Rows from a figure dataset
* * *
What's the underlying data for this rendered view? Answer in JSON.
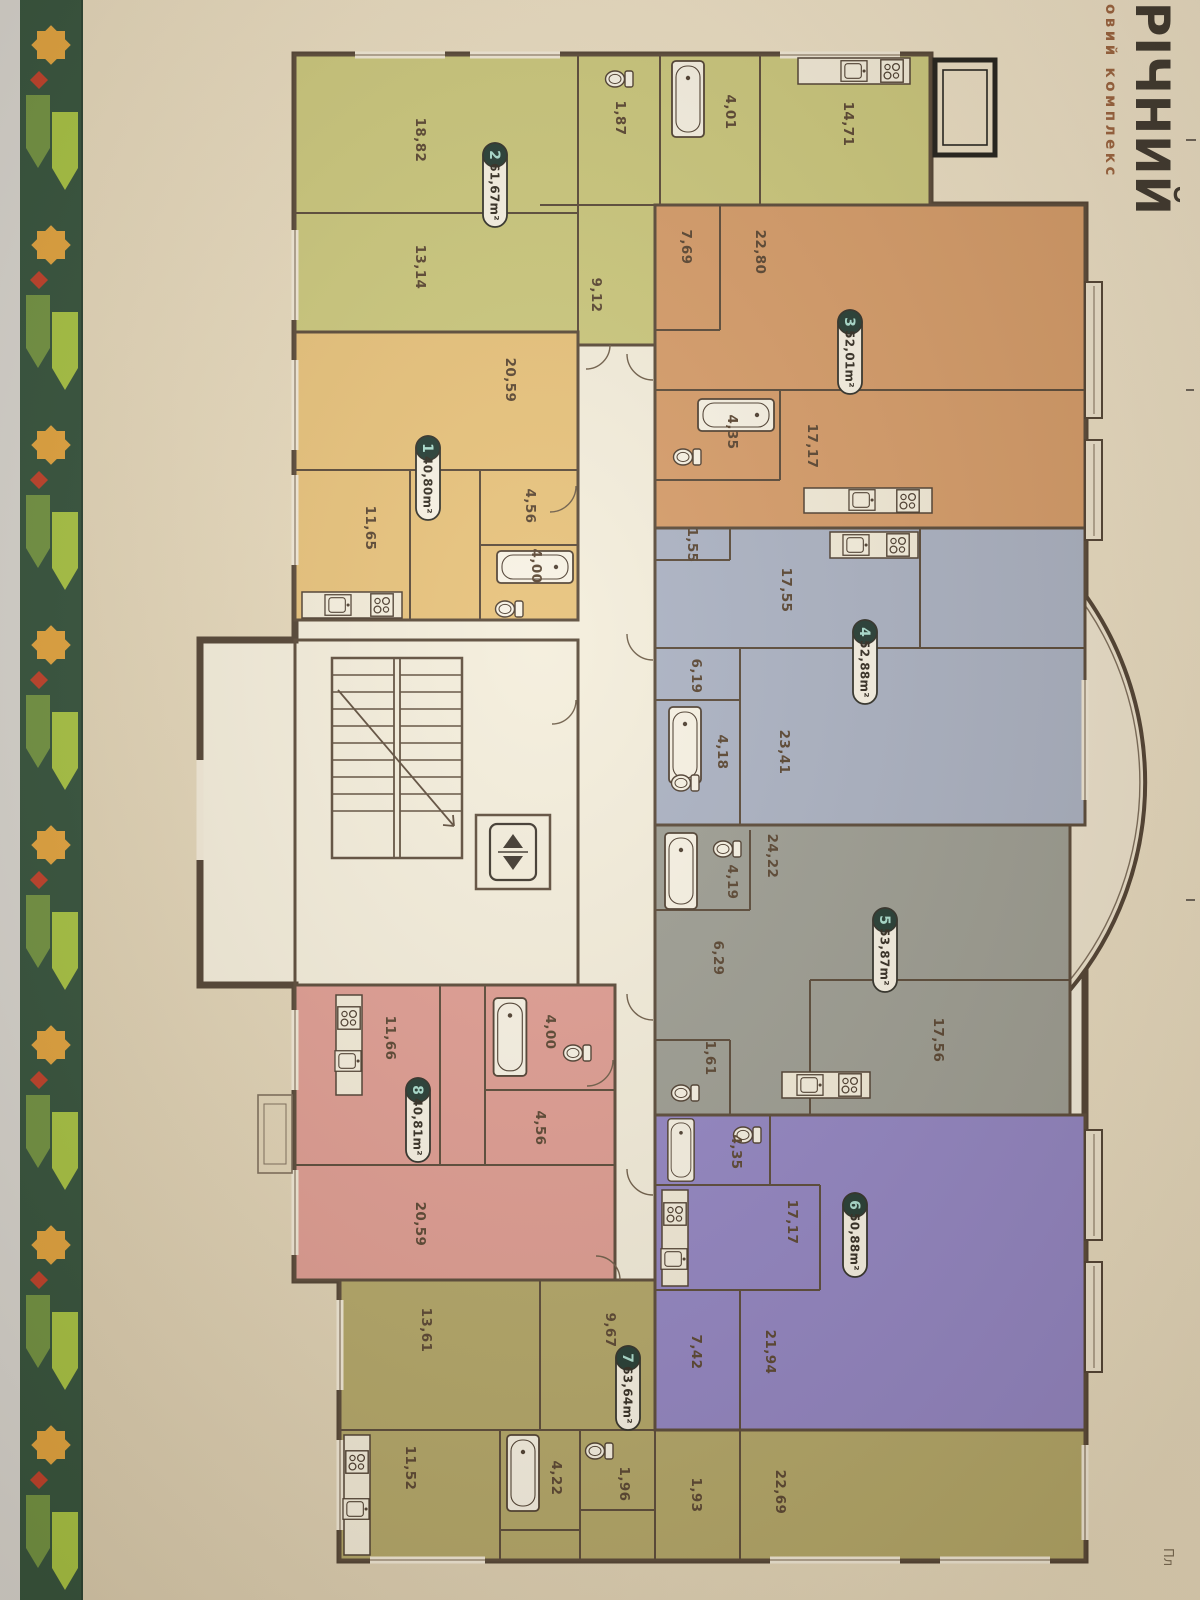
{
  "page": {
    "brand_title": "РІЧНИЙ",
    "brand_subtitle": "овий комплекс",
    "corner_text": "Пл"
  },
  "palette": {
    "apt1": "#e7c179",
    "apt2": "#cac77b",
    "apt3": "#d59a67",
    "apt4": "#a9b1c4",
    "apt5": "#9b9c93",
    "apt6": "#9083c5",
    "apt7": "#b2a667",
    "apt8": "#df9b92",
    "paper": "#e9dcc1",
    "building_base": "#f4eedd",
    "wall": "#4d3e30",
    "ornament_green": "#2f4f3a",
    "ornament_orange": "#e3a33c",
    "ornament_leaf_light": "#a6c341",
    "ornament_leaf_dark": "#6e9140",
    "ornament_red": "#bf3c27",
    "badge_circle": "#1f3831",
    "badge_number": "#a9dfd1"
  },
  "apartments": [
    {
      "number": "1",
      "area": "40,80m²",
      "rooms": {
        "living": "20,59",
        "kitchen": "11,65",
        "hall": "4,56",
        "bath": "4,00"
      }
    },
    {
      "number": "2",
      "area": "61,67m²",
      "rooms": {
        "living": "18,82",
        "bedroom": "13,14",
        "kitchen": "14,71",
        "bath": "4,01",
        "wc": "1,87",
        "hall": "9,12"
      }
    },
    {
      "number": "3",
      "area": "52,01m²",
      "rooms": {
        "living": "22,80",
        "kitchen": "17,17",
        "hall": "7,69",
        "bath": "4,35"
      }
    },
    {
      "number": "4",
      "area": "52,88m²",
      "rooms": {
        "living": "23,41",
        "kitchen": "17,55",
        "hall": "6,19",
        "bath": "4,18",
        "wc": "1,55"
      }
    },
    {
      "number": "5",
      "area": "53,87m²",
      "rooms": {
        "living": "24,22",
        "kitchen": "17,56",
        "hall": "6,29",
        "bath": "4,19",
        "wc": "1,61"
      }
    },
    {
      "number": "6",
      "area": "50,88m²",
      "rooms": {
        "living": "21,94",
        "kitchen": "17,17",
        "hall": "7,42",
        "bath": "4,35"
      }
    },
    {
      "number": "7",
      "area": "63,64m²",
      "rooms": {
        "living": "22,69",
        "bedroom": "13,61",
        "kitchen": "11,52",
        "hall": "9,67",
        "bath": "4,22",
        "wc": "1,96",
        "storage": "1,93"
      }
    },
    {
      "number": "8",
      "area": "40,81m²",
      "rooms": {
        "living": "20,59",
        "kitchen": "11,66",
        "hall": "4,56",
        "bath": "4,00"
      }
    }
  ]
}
* * *
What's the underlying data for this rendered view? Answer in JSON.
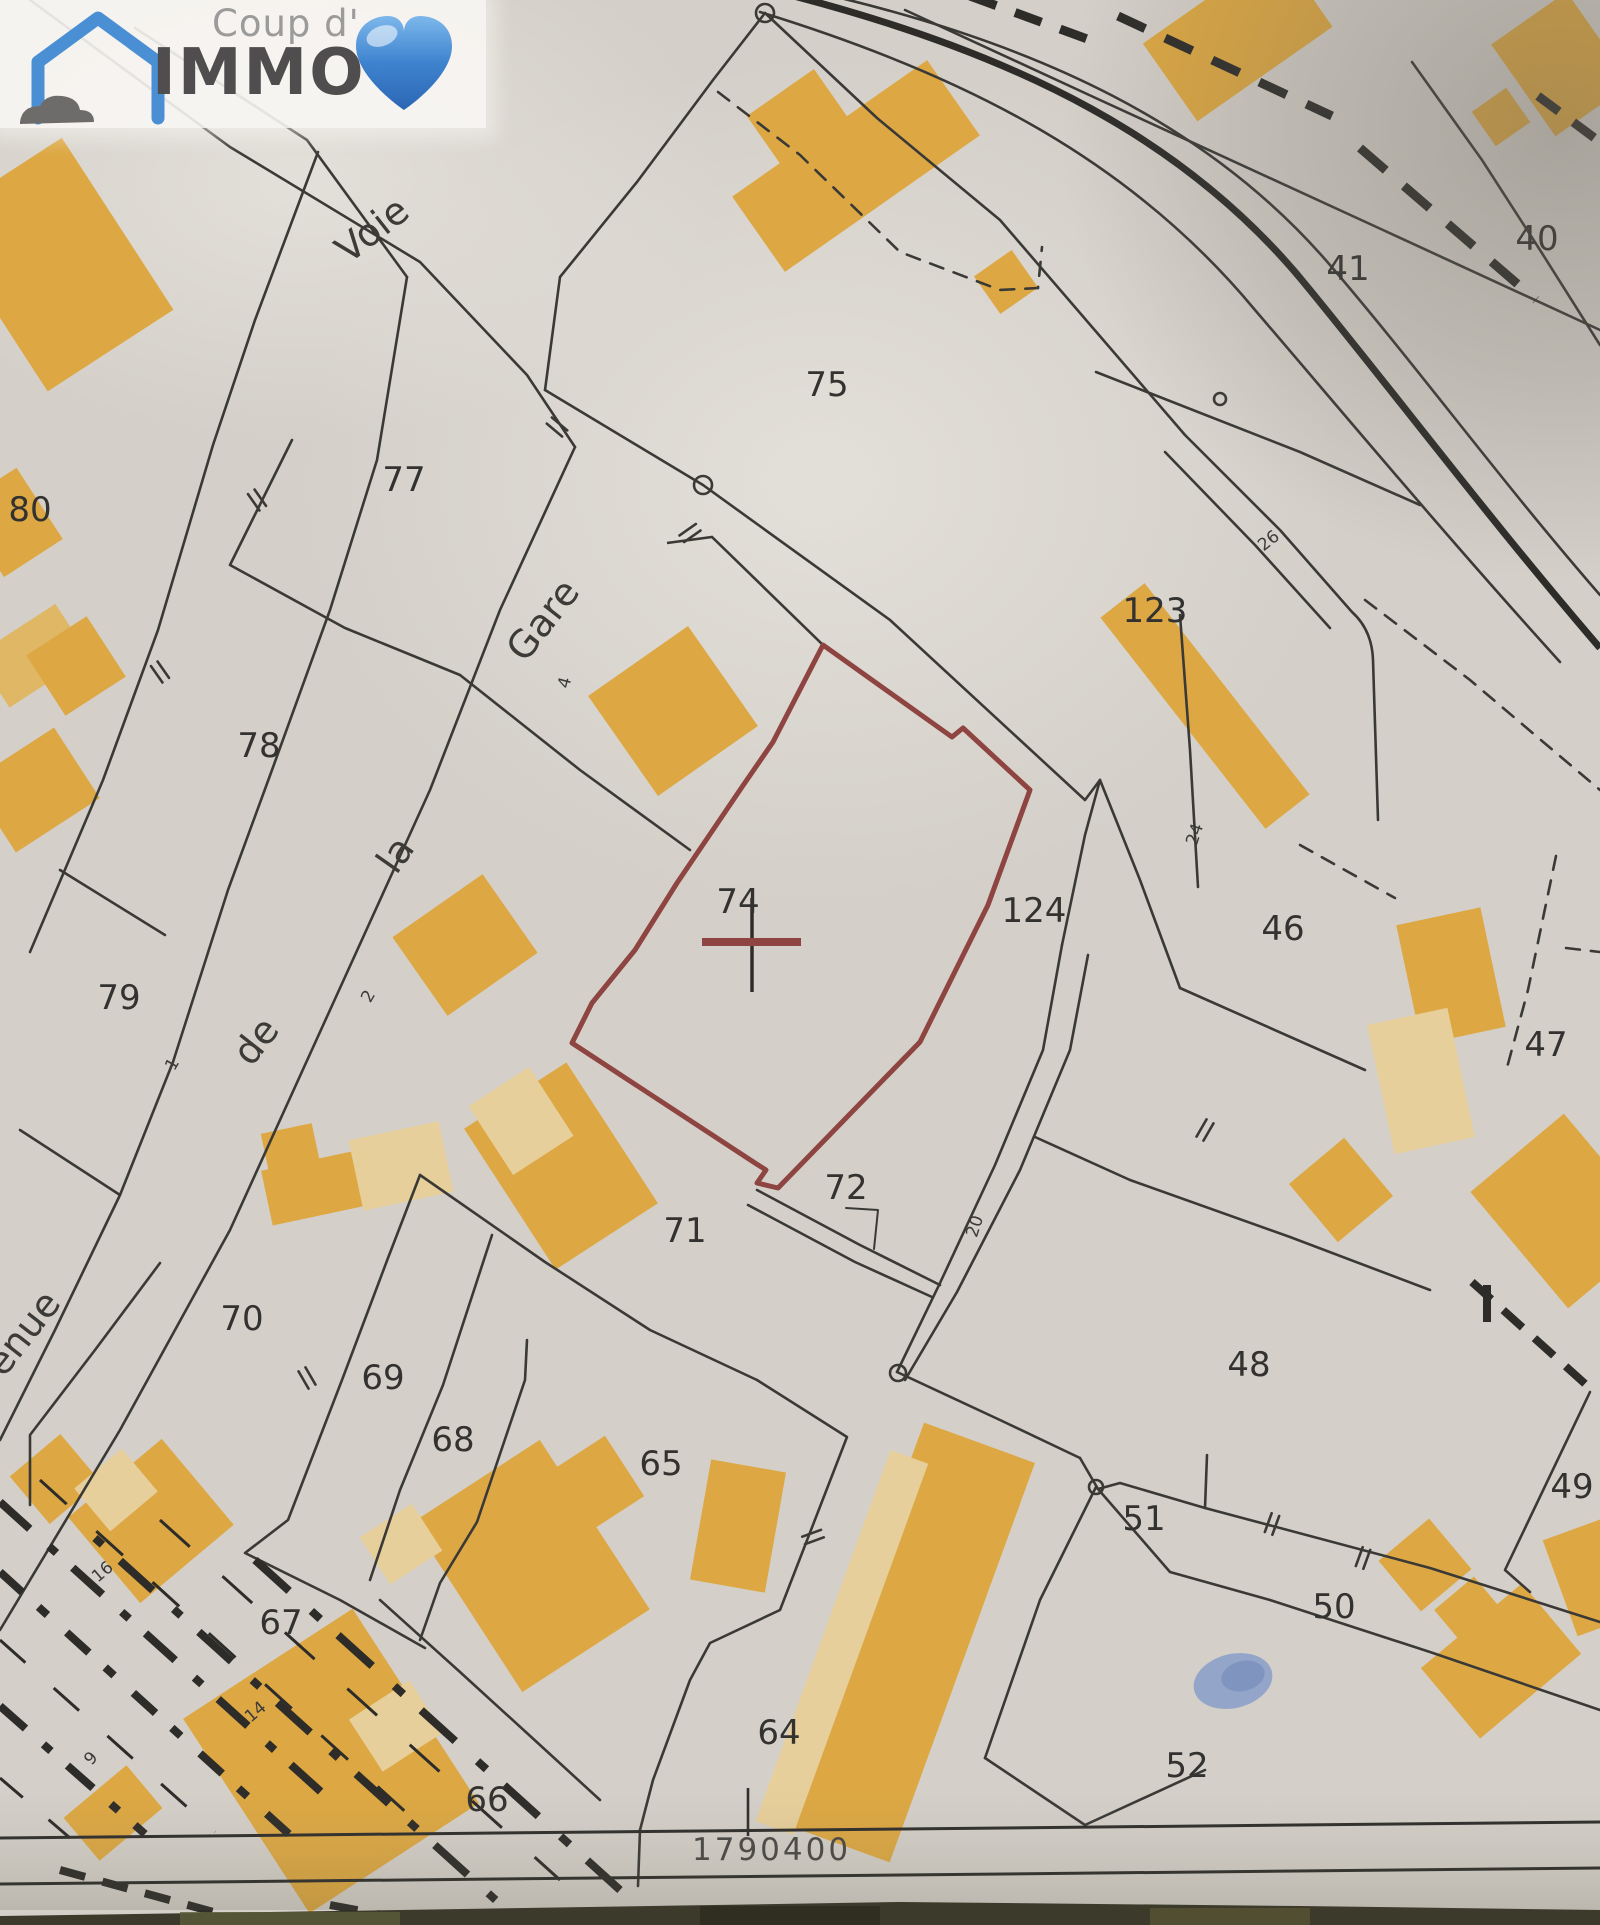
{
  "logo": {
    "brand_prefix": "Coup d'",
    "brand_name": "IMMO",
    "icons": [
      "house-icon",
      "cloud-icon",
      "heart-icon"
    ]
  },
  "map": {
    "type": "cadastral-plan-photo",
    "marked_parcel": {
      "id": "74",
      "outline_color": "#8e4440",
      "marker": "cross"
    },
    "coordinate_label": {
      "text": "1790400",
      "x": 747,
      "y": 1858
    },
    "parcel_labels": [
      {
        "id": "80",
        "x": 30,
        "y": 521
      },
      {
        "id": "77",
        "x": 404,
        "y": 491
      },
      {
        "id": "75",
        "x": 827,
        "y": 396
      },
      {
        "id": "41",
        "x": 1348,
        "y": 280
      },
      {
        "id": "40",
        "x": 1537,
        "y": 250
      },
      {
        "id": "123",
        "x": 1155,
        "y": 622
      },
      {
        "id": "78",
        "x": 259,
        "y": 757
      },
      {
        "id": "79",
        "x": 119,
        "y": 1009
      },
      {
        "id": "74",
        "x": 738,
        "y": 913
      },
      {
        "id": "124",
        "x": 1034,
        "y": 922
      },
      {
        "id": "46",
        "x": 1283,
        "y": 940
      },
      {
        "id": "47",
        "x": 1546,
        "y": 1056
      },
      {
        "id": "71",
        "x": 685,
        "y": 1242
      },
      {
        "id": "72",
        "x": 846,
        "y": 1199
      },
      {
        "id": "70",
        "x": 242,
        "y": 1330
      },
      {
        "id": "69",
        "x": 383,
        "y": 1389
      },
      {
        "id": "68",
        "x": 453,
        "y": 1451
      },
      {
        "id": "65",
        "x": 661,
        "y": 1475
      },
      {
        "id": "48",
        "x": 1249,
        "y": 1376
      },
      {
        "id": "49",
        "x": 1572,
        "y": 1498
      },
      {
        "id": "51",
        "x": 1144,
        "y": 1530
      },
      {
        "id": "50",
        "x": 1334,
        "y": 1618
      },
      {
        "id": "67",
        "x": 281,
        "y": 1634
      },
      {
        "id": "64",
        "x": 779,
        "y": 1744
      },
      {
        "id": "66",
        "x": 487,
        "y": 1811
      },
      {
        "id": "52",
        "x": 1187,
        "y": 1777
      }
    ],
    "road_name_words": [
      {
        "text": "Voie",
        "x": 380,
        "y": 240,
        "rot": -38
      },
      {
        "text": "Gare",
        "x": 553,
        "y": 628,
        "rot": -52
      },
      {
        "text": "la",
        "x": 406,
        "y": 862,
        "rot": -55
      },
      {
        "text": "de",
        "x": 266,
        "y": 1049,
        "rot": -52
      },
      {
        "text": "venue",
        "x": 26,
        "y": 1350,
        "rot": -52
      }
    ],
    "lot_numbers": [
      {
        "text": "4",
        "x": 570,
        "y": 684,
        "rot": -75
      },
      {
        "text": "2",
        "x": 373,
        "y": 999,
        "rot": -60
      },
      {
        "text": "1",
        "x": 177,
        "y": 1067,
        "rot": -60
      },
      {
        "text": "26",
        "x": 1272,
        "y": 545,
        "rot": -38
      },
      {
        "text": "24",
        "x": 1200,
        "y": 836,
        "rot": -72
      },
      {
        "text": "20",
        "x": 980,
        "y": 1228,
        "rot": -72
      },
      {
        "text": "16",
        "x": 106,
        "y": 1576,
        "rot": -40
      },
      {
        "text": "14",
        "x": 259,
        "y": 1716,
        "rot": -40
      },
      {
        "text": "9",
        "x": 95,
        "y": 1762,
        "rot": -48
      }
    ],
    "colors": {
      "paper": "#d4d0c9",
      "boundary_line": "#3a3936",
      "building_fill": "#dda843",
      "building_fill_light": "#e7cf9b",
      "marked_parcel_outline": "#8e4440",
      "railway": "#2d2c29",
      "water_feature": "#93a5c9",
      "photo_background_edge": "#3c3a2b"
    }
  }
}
* * *
## GIVEN INSTRUCTION
Count the lines in the entries above that include the string "living", then give only that figure.

## SOLUTION FOR THIS PROBLEM
8